• _The request_
Write out every line of these records as a numbered list, leaving out blank lines.

-.-.-

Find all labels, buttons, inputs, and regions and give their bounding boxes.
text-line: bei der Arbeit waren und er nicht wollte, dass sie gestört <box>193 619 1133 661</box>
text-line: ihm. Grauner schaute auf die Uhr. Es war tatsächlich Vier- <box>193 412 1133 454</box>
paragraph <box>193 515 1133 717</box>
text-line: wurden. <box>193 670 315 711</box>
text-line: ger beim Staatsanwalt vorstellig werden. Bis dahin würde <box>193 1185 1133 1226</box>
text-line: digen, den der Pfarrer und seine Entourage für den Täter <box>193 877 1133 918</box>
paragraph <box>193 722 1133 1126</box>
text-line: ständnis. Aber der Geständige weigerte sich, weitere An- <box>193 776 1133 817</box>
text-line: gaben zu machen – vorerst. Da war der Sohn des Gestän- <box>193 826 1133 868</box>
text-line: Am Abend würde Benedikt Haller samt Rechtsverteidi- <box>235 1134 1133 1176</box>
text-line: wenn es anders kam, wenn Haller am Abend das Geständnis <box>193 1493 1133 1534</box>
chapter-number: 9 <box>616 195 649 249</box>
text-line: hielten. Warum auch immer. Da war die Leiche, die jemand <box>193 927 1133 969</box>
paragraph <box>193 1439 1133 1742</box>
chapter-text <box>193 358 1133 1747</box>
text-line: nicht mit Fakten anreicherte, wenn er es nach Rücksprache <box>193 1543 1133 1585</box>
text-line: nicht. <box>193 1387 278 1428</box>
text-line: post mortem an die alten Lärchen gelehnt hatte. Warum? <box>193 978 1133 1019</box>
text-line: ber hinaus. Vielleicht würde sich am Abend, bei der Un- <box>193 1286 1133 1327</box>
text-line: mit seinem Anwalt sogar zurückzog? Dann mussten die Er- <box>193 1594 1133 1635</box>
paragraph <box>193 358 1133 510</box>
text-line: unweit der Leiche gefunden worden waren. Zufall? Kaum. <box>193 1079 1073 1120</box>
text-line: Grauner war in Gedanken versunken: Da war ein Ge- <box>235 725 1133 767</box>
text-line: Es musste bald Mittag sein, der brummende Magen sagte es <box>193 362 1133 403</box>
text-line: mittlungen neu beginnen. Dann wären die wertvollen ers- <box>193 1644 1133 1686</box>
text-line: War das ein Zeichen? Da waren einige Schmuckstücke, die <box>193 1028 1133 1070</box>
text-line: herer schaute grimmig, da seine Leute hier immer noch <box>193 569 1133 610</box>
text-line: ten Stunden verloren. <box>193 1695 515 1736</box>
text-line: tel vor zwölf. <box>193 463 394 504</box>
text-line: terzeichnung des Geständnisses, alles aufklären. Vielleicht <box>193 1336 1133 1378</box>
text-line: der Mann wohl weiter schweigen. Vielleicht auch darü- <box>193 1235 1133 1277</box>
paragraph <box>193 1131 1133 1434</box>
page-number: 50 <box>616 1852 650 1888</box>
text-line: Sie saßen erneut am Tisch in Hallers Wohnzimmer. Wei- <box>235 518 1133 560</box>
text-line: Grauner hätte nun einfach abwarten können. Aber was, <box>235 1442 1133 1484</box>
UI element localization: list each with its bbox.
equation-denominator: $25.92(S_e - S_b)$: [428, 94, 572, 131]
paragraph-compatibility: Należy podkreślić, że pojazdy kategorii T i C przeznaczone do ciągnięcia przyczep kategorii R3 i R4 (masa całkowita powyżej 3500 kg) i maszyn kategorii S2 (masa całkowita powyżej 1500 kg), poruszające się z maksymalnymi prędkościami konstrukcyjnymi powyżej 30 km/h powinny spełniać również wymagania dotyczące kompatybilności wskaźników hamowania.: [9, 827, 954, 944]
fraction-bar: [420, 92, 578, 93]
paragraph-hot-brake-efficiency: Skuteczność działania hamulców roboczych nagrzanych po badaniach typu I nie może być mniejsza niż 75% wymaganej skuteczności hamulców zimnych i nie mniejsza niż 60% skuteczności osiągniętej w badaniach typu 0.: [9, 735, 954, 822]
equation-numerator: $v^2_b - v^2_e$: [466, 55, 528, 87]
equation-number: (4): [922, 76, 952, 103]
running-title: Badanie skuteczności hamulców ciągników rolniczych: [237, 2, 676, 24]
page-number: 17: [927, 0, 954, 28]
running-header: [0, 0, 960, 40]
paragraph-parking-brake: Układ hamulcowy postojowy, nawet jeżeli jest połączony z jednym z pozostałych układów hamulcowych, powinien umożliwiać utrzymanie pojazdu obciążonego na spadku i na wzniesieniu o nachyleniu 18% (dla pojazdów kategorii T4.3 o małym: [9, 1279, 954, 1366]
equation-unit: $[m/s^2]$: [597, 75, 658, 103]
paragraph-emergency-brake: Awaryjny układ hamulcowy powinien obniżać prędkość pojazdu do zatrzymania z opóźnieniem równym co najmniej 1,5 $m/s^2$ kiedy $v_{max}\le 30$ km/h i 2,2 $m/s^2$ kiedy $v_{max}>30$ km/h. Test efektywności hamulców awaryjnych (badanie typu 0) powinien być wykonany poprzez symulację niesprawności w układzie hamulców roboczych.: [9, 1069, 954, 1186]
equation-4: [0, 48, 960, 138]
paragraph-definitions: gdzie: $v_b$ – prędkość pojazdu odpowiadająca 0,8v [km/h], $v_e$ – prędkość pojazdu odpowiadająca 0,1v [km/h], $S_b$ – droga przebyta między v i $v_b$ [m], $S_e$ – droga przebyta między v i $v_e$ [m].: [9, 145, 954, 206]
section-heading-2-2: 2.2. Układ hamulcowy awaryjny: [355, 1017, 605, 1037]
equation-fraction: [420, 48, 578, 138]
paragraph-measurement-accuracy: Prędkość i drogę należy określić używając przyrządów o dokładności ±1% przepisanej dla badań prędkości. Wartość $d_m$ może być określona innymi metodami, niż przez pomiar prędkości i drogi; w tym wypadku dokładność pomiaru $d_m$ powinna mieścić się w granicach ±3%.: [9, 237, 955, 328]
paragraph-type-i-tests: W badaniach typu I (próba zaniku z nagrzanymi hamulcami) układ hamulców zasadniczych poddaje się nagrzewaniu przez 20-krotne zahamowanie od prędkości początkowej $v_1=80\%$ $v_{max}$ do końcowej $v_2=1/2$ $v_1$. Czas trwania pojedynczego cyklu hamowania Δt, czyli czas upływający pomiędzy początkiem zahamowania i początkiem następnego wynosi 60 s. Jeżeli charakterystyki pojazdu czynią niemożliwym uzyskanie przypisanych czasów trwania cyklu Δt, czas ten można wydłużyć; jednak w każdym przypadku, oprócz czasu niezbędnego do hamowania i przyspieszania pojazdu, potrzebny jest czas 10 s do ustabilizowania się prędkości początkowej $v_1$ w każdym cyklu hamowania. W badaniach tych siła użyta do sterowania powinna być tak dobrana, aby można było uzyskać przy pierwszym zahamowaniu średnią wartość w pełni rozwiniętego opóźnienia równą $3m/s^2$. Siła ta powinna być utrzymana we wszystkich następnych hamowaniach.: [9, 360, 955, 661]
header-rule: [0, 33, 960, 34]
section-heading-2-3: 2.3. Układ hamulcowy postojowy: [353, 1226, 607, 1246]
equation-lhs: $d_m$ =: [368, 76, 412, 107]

-.-.-

• _Answer to the task_
1. Find all labels, buttons, inputs, and regions and give their bounding boxes.
2. text-line: bei der Arbeit waren und er nicht wollte, dass sie gestört <box>193 619 1133 661</box>
3. text-line: ihm. Grauner schaute auf die Uhr. Es war tatsächlich Vier- <box>193 412 1133 454</box>
4. paragraph <box>193 515 1133 717</box>
5. text-line: wurden. <box>193 670 315 711</box>
6. text-line: ger beim Staatsanwalt vorstellig werden. Bis dahin würde <box>193 1185 1133 1226</box>
7. text-line: digen, den der Pfarrer und seine Entourage für den Täter <box>193 877 1133 918</box>
8. paragraph <box>193 722 1133 1126</box>
9. text-line: ständnis. Aber der Geständige weigerte sich, weitere An- <box>193 776 1133 817</box>
10. text-line: gaben zu machen – vorerst. Da war der Sohn des Gestän- <box>193 826 1133 868</box>
11. text-line: Am Abend würde Benedikt Haller samt Rechtsverteidi- <box>235 1134 1133 1176</box>
12. text-line: wenn es anders kam, wenn Haller am Abend das Geständnis <box>193 1493 1133 1534</box>
13. chapter-number: 9 <box>616 195 649 249</box>
14. text-line: hielten. Warum auch immer. Da war die Leiche, die jemand <box>193 927 1133 969</box>
15. paragraph <box>193 1439 1133 1742</box>
16. chapter-text <box>193 358 1133 1747</box>
17. text-line: nicht mit Fakten anreicherte, wenn er es nach Rücksprache <box>193 1543 1133 1585</box>
18. text-line: nicht. <box>193 1387 278 1428</box>
19. text-line: post mortem an die alten Lärchen gelehnt hatte. Warum? <box>193 978 1133 1019</box>
20. text-line: ber hinaus. Vielleicht würde sich am Abend, bei der Un- <box>193 1286 1133 1327</box>
21. text-line: mit seinem Anwalt sogar zurückzog? Dann mussten die Er- <box>193 1594 1133 1635</box>
22. paragraph <box>193 358 1133 510</box>
23. text-line: unweit der Leiche gefunden worden waren. Zufall? Kaum. <box>193 1079 1073 1120</box>
24. text-line: Grauner war in Gedanken versunken: Da war ein Ge- <box>235 725 1133 767</box>
25. text-line: Es musste bald Mittag sein, der brummende Magen sagte es <box>193 362 1133 403</box>
26. text-line: mittlungen neu beginnen. Dann wären die wertvollen ers- <box>193 1644 1133 1686</box>
27. text-line: War das ein Zeichen? Da waren einige Schmuckstücke, die <box>193 1028 1133 1070</box>
28. text-line: herer schaute grimmig, da seine Leute hier immer noch <box>193 569 1133 610</box>
29. text-line: ten Stunden verloren. <box>193 1695 515 1736</box>
30. text-line: tel vor zwölf. <box>193 463 394 504</box>
31. text-line: terzeichnung des Geständnisses, alles aufklären. Vielleicht <box>193 1336 1133 1378</box>
32. text-line: der Mann wohl weiter schweigen. Vielleicht auch darü- <box>193 1235 1133 1277</box>
33. paragraph <box>193 1131 1133 1434</box>
34. page-number: 50 <box>616 1852 650 1888</box>
35. text-line: Sie saßen erneut am Tisch in Hallers Wohnzimmer. Wei- <box>235 518 1133 560</box>
36. text-line: Grauner hätte nun einfach abwarten können. Aber was, <box>235 1442 1133 1484</box>
37. UI element localization: list each with its bbox.
38. equation-denominator: $25.92(S_e - S_b)$: [428, 94, 572, 131]
39. paragraph-compatibility: Należy podkreślić, że pojazdy kategorii T i C przeznaczone do ciągnięcia przyczep kategorii R3 i R4 (masa całkowita powyżej 3500 kg) i maszyn kategorii S2 (masa całkowita powyżej 1500 kg), poruszające się z maksymalnymi prędkościami konstrukcyjnymi powyżej 30 km/h powinny spełniać również wymagania dotyczące kompatybilności wskaźników hamowania.: [9, 827, 954, 944]
40. fraction-bar: [420, 92, 578, 93]
41. paragraph-hot-brake-efficiency: Skuteczność działania hamulców roboczych nagrzanych po badaniach typu I nie może być mniejsza niż 75% wymaganej skuteczności hamulców zimnych i nie mniejsza niż 60% skuteczności osiągniętej w badaniach typu 0.: [9, 735, 954, 822]
42. equation-numerator: $v^2_b - v^2_e$: [466, 55, 528, 87]
43. equation-number: (4): [922, 76, 952, 103]
44. running-title: Badanie skuteczności hamulców ciągników rolniczych: [237, 2, 676, 24]
45. page-number: 17: [927, 0, 954, 28]
46. running-header: [0, 0, 960, 40]
47. paragraph-parking-brake: Układ hamulcowy postojowy, nawet jeżeli jest połączony z jednym z pozostałych układów hamulcowych, powinien umożliwiać utrzymanie pojazdu obciążonego na spadku i na wzniesieniu o nachyleniu 18% (dla pojazdów kategorii T4.3 o małym: [9, 1279, 954, 1366]
48. equation-unit: $[m/s^2]$: [597, 75, 658, 103]
49. paragraph-emergency-brake: Awaryjny układ hamulcowy powinien obniżać prędkość pojazdu do zatrzymania z opóźnieniem równym co najmniej 1,5 $m/s^2$ kiedy $v_{max}\le 30$ km/h i 2,2 $m/s^2$ kiedy $v_{max}>30$ km/h. Test efektywności hamulców awaryjnych (badanie typu 0) powinien być wykonany poprzez symulację niesprawności w układzie hamulców roboczych.: [9, 1069, 954, 1186]
50. equation-4: [0, 48, 960, 138]
51. paragraph-definitions: gdzie: $v_b$ – prędkość pojazdu odpowiadająca 0,8v [km/h], $v_e$ – prędkość pojazdu odpowiadająca 0,1v [km/h], $S_b$ – droga przebyta między v i $v_b$ [m], $S_e$ – droga przebyta między v i $v_e$ [m].: [9, 145, 954, 206]
52. section-heading-2-2: 2.2. Układ hamulcowy awaryjny: [355, 1017, 605, 1037]
53. equation-fraction: [420, 48, 578, 138]
54. paragraph-measurement-accuracy: Prędkość i drogę należy określić używając przyrządów o dokładności ±1% przepisanej dla badań prędkości. Wartość $d_m$ może być określona innymi metodami, niż przez pomiar prędkości i drogi; w tym wypadku dokładność pomiaru $d_m$ powinna mieścić się w granicach ±3%.: [9, 237, 955, 328]
55. paragraph-type-i-tests: W badaniach typu I (próba zaniku z nagrzanymi hamulcami) układ hamulców zasadniczych poddaje się nagrzewaniu przez 20-krotne zahamowanie od prędkości początkowej $v_1=80\%$ $v_{max}$ do końcowej $v_2=1/2$ $v_1$. Czas trwania pojedynczego cyklu hamowania Δt, czyli czas upływający pomiędzy początkiem zahamowania i początkiem następnego wynosi 60 s. Jeżeli charakterystyki pojazdu czynią niemożliwym uzyskanie przypisanych czasów trwania cyklu Δt, czas ten można wydłużyć; jednak w każdym przypadku, oprócz czasu niezbędnego do hamowania i przyspieszania pojazdu, potrzebny jest czas 10 s do ustabilizowania się prędkości początkowej $v_1$ w każdym cyklu hamowania. W badaniach tych siła użyta do sterowania powinna być tak dobrana, aby można było uzyskać przy pierwszym zahamowaniu średnią wartość w pełni rozwiniętego opóźnienia równą $3m/s^2$. Siła ta powinna być utrzymana we wszystkich następnych hamowaniach.: [9, 360, 955, 661]
56. header-rule: [0, 33, 960, 34]
57. section-heading-2-3: 2.3. Układ hamulcowy postojowy: [353, 1226, 607, 1246]
58. equation-lhs: $d_m$ =: [368, 76, 412, 107]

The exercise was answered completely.